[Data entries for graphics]
----------
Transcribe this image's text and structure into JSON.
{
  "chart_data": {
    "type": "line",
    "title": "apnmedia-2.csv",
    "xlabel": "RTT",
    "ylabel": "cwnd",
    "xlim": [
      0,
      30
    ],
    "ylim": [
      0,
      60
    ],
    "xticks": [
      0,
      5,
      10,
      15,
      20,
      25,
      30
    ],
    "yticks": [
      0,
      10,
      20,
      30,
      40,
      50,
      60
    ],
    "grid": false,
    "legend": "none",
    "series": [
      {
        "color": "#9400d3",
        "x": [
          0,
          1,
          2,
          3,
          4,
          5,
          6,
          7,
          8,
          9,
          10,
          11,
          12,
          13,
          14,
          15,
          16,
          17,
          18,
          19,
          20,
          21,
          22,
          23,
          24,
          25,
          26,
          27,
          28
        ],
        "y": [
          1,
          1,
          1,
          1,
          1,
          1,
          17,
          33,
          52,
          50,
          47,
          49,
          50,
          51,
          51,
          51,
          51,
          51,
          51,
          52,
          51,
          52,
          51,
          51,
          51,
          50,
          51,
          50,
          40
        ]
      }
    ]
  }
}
----------
**Objective:** Print all of the entries again, exactly as written.

**Answer to this exercise:**
Transcribe this image's text and structure into JSON.
{
  "chart_data": {
    "type": "line",
    "title": "apnmedia-2.csv",
    "xlabel": "RTT",
    "ylabel": "cwnd",
    "xlim": [
      0,
      30
    ],
    "ylim": [
      0,
      60
    ],
    "xticks": [
      0,
      5,
      10,
      15,
      20,
      25,
      30
    ],
    "yticks": [
      0,
      10,
      20,
      30,
      40,
      50,
      60
    ],
    "grid": false,
    "legend": "none",
    "series": [
      {
        "color": "#9400d3",
        "x": [
          0,
          1,
          2,
          3,
          4,
          5,
          6,
          7,
          8,
          9,
          10,
          11,
          12,
          13,
          14,
          15,
          16,
          17,
          18,
          19,
          20,
          21,
          22,
          23,
          24,
          25,
          26,
          27,
          28
        ],
        "y": [
          1,
          1,
          1,
          1,
          1,
          1,
          17,
          33,
          52,
          50,
          47,
          49,
          50,
          51,
          51,
          51,
          51,
          51,
          51,
          52,
          51,
          52,
          51,
          51,
          51,
          50,
          51,
          50,
          40
        ]
      }
    ]
  }
}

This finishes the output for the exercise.